▶ [STORED DATA]:
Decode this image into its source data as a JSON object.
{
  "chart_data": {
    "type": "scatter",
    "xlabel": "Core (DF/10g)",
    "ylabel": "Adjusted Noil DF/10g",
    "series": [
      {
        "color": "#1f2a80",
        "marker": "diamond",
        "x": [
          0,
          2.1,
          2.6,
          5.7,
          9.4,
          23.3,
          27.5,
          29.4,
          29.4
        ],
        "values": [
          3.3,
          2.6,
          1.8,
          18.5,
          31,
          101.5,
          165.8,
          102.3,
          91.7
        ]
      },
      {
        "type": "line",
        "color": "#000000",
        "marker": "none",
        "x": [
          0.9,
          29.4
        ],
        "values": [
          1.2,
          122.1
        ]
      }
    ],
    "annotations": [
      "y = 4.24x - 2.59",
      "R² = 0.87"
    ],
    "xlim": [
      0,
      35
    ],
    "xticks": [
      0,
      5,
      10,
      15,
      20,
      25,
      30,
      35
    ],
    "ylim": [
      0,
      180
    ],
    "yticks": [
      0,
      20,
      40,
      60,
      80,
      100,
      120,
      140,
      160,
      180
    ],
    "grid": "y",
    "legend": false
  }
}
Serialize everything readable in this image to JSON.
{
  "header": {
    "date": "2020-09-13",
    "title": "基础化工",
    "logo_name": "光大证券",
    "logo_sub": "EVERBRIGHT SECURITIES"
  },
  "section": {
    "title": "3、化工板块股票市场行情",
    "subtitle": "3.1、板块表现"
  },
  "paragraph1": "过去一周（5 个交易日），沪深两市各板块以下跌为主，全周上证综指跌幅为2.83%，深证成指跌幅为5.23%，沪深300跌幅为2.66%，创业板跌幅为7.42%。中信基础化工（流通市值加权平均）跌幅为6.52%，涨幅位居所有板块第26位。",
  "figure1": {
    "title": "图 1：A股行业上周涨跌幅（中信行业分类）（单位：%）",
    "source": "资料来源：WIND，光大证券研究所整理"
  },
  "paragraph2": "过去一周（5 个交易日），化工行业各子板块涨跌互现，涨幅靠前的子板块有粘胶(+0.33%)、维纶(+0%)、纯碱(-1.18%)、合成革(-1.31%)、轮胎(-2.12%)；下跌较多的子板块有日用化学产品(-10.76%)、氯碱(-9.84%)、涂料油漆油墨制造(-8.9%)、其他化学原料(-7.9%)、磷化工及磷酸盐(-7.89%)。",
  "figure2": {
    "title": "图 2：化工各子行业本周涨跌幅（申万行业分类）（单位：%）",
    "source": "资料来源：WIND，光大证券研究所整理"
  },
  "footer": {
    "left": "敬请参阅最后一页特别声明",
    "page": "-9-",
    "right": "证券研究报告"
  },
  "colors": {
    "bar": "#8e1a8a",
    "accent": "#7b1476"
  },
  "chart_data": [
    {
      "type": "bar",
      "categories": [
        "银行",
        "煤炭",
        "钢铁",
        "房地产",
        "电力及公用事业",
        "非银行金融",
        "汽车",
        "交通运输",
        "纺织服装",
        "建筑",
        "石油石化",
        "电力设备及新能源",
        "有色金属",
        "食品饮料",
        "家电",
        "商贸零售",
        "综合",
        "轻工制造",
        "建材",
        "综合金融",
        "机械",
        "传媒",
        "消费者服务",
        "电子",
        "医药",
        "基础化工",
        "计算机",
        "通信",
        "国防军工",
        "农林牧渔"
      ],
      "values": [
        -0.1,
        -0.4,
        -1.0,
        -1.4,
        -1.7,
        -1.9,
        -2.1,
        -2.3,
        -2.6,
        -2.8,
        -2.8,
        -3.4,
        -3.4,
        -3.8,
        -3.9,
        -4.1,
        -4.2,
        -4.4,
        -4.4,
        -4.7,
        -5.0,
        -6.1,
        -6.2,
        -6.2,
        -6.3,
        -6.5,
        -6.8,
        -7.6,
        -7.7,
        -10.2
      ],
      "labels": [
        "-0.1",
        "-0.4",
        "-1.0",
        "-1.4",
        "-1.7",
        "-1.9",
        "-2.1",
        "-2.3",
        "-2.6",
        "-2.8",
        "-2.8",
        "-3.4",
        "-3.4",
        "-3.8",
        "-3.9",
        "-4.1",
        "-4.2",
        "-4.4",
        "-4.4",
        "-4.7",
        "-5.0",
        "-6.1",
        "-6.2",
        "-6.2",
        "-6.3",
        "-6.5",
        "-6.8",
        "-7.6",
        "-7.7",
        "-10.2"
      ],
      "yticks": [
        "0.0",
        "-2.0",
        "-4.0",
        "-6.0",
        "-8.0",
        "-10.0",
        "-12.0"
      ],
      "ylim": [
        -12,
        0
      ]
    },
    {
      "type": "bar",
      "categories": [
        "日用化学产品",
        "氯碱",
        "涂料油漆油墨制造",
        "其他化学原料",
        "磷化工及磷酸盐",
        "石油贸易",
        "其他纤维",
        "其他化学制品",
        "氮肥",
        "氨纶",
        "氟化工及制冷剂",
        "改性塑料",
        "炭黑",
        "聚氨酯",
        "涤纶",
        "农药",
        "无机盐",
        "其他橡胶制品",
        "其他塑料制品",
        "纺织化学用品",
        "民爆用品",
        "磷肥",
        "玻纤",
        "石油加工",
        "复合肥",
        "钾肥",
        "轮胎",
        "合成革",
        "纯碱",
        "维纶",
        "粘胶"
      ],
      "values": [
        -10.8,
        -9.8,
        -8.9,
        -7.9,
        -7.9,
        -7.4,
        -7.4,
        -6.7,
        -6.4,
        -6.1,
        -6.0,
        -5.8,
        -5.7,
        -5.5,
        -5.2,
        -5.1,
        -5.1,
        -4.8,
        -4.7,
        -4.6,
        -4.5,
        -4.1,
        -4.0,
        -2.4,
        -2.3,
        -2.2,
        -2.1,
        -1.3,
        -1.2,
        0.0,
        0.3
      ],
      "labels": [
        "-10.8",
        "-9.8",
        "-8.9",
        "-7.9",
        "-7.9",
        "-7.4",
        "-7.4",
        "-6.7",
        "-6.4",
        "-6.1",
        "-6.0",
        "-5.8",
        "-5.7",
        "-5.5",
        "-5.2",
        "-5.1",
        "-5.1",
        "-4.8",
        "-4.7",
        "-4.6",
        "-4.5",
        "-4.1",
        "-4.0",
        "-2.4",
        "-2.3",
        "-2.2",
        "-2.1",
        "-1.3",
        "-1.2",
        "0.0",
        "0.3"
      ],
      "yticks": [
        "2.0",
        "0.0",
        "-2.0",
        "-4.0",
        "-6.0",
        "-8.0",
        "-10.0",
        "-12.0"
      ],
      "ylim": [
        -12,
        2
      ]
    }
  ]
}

▶ [TASK REQUIREMENTS]: Each line holding the word "JSON" counts once; report the total and nothing else.

▶ [THE SOLUTION]: 2